Directions:
Return the lines beginning at the one that contains "Convert this document image to plain text." and continuing to the end of the entries, including both ends, exactly as written and nothing else.

= = =

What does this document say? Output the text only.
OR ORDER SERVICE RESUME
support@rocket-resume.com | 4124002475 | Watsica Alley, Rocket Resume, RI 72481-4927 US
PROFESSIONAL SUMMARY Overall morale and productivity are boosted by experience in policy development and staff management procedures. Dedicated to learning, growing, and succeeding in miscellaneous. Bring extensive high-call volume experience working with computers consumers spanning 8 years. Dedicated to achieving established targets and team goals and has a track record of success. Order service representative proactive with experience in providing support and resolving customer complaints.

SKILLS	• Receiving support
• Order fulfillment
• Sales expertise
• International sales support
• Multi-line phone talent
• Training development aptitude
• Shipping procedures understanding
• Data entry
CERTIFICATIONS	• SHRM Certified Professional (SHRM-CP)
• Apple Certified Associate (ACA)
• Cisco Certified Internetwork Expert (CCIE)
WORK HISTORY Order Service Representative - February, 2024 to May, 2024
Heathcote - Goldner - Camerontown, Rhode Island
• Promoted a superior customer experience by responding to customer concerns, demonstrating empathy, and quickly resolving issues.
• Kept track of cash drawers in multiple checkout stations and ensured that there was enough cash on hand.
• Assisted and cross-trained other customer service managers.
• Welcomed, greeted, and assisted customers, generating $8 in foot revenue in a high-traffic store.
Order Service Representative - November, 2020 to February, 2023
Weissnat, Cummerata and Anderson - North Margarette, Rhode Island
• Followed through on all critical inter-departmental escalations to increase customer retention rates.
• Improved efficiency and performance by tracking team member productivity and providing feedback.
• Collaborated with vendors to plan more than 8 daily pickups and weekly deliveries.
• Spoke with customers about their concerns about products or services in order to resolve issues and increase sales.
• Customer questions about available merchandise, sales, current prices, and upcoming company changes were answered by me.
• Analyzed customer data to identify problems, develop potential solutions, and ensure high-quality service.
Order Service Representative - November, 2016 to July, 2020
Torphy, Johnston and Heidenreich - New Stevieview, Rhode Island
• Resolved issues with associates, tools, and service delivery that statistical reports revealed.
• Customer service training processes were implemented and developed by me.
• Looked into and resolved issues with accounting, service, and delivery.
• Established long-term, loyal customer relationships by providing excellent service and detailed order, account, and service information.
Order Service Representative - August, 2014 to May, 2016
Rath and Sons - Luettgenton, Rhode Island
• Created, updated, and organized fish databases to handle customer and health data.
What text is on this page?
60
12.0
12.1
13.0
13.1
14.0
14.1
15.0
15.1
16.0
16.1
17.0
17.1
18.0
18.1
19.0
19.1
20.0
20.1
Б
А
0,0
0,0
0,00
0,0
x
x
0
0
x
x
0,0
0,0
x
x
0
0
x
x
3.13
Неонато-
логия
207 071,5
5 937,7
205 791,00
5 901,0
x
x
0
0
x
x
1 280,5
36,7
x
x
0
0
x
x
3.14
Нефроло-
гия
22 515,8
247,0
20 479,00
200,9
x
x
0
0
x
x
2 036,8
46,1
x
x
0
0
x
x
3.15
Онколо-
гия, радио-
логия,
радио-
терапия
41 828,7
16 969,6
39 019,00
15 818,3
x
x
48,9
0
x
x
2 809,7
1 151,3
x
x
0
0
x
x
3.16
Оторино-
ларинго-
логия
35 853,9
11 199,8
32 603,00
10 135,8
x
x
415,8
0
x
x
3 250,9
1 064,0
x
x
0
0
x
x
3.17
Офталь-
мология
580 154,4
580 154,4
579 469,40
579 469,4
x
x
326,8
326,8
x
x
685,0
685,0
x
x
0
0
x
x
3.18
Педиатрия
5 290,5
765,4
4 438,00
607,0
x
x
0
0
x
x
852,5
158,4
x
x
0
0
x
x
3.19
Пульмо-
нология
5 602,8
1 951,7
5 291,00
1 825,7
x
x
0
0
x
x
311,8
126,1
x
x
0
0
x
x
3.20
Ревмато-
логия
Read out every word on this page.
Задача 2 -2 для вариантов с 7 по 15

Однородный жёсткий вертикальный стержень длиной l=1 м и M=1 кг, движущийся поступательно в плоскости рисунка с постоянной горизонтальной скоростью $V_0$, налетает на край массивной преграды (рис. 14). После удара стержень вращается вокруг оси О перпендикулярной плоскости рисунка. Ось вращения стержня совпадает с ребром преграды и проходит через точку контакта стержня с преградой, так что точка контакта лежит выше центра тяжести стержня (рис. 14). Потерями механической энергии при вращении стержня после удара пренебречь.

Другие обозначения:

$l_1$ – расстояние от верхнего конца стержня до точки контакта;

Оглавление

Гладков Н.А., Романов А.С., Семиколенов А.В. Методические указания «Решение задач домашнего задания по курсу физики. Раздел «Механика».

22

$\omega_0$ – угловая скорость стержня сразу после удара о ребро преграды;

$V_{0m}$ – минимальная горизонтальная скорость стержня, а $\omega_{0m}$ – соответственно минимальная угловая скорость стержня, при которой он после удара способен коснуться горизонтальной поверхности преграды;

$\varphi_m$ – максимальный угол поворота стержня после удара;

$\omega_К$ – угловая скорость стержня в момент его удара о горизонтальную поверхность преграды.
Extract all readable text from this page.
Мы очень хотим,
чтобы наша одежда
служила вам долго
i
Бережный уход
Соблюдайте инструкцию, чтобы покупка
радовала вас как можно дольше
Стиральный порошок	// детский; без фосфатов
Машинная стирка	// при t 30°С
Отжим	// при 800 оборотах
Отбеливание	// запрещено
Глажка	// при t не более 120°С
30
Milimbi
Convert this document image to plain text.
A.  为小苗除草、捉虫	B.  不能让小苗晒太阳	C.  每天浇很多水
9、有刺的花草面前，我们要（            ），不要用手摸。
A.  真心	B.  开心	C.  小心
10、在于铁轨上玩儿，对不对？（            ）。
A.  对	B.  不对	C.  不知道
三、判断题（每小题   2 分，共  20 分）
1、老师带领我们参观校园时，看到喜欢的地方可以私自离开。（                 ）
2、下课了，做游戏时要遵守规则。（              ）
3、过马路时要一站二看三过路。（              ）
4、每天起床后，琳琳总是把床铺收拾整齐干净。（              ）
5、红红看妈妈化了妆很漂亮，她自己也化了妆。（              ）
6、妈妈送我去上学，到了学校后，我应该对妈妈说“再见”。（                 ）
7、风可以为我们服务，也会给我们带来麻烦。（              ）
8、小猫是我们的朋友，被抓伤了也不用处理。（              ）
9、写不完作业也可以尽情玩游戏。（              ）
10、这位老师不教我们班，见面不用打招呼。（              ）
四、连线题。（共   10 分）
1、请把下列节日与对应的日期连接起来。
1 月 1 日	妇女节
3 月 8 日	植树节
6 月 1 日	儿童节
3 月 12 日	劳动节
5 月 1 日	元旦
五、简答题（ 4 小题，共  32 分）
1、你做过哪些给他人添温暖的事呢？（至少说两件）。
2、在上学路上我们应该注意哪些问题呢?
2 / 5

= = =

Solution for this problem:
Convert this document image to plain text.
A.  为小苗除草、捉虫	B.  不能让小苗晒太阳	C.  每天浇很多水
9、有刺的花草面前，我们要（            ），不要用手摸。
A.  真心	B.  开心	C.  小心
10、在于铁轨上玩儿，对不对？（            ）。
A.  对	B.  不对	C.  不知道
三、判断题（每小题   2 分，共  20 分）
1、老师带领我们参观校园时，看到喜欢的地方可以私自离开。（                 ）
2、下课了，做游戏时要遵守规则。（              ）
3、过马路时要一站二看三过路。（              ）
4、每天起床后，琳琳总是把床铺收拾整齐干净。（              ）
5、红红看妈妈化了妆很漂亮，她自己也化了妆。（              ）
6、妈妈送我去上学，到了学校后，我应该对妈妈说“再见”。（                 ）
7、风可以为我们服务，也会给我们带来麻烦。（              ）
8、小猫是我们的朋友，被抓伤了也不用处理。（              ）
9、写不完作业也可以尽情玩游戏。（              ）
10、这位老师不教我们班，见面不用打招呼。（              ）
四、连线题。（共   10 分）
1、请把下列节日与对应的日期连接起来。
1 月 1 日	妇女节
3 月 8 日	植树节
6 月 1 日	儿童节
3 月 12 日	劳动节
5 月 1 日	元旦
五、简答题（ 4 小题，共  32 分）
1、你做过哪些给他人添温暖的事呢？（至少说两件）。
2、在上学路上我们应该注意哪些问题呢?
2 / 5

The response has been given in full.